>> START

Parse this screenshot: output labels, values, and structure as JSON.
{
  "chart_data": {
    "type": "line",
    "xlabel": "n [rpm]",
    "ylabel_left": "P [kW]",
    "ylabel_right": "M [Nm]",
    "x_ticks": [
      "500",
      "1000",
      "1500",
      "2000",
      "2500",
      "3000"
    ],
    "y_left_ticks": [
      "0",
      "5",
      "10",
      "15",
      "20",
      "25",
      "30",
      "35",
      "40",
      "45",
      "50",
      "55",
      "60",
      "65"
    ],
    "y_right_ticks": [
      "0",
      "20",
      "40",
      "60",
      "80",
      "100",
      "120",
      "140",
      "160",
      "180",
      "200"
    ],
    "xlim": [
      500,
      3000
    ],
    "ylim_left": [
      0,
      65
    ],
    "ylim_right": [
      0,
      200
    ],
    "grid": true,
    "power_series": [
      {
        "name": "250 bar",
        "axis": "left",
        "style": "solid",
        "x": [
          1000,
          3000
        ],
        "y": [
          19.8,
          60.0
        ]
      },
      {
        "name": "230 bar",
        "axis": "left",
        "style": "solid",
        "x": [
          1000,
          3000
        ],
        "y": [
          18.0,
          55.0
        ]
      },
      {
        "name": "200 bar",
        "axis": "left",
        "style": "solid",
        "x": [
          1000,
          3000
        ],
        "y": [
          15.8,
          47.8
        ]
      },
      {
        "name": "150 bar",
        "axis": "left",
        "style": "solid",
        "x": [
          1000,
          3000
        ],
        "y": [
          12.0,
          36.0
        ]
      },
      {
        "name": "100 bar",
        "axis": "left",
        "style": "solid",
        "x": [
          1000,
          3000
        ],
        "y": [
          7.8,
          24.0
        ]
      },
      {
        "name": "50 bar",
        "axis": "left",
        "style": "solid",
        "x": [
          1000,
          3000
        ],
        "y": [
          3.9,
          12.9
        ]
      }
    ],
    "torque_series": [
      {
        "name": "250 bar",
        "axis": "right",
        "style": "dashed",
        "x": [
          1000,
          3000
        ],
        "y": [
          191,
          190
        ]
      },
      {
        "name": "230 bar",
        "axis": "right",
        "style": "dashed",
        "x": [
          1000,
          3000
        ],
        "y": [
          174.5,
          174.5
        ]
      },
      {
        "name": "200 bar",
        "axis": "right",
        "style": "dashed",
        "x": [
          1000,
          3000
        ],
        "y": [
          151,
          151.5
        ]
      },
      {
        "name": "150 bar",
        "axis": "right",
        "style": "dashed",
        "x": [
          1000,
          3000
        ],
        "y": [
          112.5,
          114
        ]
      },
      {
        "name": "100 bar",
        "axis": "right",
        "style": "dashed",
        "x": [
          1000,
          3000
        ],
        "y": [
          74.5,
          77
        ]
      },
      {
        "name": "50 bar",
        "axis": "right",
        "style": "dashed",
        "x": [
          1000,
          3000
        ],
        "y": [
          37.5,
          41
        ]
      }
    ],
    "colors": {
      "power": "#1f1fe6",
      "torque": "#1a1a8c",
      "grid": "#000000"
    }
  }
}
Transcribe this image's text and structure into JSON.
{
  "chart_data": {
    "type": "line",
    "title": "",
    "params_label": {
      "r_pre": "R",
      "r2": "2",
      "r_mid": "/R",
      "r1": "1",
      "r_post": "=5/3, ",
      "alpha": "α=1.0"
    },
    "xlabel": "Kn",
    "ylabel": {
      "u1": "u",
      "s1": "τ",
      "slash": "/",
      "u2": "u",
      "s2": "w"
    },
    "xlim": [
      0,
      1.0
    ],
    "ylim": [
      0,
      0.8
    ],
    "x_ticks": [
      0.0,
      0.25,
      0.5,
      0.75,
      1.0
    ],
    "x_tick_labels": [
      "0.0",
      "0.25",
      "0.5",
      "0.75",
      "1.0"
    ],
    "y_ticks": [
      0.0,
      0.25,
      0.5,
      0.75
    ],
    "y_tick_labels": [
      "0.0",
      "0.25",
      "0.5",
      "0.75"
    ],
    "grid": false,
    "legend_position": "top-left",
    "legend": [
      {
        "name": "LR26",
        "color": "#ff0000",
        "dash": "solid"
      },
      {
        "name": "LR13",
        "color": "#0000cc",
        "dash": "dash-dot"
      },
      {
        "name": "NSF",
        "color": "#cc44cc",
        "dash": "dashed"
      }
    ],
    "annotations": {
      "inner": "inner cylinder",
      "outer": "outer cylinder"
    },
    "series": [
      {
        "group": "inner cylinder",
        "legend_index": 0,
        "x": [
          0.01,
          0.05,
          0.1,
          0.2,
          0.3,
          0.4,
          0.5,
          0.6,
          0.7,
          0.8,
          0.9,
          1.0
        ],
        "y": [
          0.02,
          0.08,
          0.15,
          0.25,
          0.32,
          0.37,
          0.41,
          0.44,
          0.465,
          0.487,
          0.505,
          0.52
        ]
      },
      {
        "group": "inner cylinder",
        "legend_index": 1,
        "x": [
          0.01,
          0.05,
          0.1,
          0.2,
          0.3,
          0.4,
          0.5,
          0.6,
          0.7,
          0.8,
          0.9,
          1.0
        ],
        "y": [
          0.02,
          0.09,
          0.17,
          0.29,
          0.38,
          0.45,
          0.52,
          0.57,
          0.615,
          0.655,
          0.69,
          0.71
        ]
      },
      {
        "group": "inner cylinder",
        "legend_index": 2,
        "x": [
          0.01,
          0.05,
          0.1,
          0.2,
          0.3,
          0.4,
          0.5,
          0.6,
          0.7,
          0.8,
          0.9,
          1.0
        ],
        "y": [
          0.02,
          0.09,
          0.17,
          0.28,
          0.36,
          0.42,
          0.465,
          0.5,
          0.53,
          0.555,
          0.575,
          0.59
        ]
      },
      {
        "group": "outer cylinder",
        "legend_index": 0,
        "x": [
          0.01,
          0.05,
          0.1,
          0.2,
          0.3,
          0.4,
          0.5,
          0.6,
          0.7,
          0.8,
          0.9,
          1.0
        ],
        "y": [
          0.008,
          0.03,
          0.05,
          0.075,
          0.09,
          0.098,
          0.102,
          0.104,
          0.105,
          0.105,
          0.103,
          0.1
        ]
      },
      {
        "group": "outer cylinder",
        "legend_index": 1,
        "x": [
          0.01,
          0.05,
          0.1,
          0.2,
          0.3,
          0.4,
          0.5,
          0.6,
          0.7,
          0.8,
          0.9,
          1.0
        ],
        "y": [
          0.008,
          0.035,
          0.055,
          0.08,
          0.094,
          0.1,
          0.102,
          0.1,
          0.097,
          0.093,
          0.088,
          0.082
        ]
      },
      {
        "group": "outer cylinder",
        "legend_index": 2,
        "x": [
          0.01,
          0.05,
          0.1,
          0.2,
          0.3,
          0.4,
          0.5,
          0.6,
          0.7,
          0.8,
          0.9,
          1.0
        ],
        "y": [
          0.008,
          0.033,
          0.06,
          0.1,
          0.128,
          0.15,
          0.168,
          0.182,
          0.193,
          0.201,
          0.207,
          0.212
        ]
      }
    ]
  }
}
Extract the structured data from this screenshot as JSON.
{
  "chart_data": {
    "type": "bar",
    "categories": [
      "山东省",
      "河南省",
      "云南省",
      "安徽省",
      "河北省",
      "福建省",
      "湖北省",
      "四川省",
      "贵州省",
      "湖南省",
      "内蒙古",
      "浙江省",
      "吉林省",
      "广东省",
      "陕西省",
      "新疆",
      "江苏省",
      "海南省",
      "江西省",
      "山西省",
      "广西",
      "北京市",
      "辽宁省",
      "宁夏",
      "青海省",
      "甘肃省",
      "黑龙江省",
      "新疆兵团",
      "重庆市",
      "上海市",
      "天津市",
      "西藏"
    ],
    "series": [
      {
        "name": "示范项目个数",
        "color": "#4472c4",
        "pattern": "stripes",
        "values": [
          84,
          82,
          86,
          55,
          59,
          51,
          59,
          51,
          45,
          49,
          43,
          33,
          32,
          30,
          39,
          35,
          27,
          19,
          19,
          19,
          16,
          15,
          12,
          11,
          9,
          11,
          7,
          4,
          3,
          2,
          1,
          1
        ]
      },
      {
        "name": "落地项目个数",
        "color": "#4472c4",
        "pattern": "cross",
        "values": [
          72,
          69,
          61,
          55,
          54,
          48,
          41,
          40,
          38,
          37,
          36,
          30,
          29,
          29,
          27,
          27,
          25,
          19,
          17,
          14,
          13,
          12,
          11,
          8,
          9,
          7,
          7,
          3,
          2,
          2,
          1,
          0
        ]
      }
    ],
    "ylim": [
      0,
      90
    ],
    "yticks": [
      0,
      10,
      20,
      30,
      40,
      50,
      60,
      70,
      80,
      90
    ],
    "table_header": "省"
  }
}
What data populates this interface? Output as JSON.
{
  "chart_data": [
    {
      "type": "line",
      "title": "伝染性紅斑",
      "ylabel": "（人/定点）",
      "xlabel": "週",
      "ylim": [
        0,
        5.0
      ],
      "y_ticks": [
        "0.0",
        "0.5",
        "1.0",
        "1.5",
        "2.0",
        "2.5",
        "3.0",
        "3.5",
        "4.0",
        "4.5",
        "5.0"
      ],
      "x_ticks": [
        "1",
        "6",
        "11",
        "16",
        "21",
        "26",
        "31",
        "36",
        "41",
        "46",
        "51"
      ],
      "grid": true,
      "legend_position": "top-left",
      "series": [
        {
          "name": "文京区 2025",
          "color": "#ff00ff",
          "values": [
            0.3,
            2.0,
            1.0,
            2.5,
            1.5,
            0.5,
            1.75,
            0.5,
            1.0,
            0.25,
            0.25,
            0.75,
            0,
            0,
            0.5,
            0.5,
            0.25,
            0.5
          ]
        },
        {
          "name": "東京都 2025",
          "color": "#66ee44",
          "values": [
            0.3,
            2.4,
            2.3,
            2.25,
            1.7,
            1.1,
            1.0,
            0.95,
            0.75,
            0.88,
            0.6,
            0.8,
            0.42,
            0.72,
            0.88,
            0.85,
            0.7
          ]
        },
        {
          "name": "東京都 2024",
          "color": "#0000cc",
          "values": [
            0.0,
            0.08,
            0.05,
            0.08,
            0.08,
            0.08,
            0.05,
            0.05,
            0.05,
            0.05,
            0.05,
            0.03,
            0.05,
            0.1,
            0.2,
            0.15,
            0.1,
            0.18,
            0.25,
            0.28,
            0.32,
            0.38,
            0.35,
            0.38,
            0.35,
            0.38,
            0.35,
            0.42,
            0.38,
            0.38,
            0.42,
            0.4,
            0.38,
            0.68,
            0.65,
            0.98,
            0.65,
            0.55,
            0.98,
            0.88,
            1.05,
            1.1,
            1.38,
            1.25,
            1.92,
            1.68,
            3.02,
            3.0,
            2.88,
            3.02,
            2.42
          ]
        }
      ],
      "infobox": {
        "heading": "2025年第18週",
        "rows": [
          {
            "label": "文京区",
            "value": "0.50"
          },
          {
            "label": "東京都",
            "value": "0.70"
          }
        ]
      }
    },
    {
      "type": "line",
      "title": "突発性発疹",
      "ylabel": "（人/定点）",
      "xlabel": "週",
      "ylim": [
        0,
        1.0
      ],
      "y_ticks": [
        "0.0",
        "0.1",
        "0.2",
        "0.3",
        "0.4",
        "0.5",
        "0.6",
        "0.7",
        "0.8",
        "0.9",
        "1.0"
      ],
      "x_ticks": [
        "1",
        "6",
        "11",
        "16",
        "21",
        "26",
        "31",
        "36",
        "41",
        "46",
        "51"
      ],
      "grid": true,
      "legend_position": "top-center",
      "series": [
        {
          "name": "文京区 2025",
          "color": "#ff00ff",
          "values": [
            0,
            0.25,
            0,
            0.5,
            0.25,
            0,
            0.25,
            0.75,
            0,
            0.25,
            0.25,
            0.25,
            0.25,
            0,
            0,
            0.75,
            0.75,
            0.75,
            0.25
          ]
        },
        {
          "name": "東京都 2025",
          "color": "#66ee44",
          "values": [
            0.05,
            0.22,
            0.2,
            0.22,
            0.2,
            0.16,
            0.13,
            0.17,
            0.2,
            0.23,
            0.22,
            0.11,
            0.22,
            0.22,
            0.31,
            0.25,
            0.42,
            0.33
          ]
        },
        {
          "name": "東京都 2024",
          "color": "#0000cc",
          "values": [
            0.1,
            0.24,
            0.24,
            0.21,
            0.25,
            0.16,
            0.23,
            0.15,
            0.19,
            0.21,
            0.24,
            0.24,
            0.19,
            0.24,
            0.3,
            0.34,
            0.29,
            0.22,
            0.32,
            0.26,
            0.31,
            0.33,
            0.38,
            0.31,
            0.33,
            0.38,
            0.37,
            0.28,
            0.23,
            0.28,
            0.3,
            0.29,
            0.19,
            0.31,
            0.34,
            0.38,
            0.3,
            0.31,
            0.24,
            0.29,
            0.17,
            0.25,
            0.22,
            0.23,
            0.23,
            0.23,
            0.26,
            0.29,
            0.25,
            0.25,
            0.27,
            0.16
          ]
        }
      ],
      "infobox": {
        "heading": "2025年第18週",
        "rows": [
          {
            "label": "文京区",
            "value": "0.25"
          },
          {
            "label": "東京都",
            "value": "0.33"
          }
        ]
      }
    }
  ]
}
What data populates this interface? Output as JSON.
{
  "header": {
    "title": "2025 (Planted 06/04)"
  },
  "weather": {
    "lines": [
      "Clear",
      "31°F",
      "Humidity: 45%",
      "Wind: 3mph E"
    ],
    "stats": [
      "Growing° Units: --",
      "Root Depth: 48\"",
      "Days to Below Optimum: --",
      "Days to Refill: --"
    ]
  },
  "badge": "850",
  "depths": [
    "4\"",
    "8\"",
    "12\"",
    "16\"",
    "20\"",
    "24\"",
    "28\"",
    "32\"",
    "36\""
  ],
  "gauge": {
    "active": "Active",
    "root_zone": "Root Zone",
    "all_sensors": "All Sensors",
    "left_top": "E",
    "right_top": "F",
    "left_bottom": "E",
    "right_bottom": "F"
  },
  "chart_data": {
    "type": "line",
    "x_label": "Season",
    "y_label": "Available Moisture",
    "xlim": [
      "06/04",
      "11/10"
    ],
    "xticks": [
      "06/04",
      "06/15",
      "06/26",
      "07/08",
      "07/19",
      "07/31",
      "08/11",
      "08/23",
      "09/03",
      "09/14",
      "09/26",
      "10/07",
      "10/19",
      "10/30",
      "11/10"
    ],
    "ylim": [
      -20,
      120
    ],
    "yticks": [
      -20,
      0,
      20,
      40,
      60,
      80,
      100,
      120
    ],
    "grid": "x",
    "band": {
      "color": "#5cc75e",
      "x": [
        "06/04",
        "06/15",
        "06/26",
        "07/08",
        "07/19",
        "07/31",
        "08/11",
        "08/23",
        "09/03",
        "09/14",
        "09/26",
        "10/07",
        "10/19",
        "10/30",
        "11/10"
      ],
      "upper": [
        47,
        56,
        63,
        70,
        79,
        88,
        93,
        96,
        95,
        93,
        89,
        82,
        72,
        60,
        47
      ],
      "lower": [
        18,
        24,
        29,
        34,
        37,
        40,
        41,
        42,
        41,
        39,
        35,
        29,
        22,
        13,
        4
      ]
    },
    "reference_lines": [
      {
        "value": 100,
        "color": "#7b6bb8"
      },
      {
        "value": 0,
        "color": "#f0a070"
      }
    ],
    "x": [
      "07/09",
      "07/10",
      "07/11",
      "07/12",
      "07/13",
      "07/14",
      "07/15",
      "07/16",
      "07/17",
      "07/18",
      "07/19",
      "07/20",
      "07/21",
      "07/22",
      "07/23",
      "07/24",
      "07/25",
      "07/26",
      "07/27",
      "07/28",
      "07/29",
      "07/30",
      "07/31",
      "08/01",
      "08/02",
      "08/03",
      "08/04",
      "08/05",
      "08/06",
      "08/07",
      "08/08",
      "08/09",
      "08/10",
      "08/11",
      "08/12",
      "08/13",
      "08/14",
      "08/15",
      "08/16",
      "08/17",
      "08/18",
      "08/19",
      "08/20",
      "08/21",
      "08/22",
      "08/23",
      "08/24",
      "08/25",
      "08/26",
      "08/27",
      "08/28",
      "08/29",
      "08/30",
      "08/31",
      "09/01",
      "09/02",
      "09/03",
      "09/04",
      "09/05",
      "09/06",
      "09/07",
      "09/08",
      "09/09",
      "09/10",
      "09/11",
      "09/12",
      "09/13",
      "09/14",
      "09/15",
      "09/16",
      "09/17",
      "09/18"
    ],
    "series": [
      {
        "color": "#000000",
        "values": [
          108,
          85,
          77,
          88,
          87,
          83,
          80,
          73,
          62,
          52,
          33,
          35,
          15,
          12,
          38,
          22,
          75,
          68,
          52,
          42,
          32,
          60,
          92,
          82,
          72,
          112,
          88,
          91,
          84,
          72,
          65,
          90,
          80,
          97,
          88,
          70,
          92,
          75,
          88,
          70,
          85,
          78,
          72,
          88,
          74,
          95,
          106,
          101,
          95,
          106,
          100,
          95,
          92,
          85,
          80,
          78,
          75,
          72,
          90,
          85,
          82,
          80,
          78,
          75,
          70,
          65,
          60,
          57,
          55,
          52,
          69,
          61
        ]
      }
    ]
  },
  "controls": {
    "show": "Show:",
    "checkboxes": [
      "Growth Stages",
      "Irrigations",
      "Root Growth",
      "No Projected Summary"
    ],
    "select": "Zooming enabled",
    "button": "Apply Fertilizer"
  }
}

>> END

▶ TASK TO CARRY OUT: Show each line holding the word "this".

▶ FINAL RESULT:
Parse this screenshot: output labels, values, and structure as JSON.
Transcribe this image's text and structure into JSON.
Extract the structured data from this screenshot as JSON.
What data populates this interface? Output as JSON.
What data populates this interface? Output as JSON.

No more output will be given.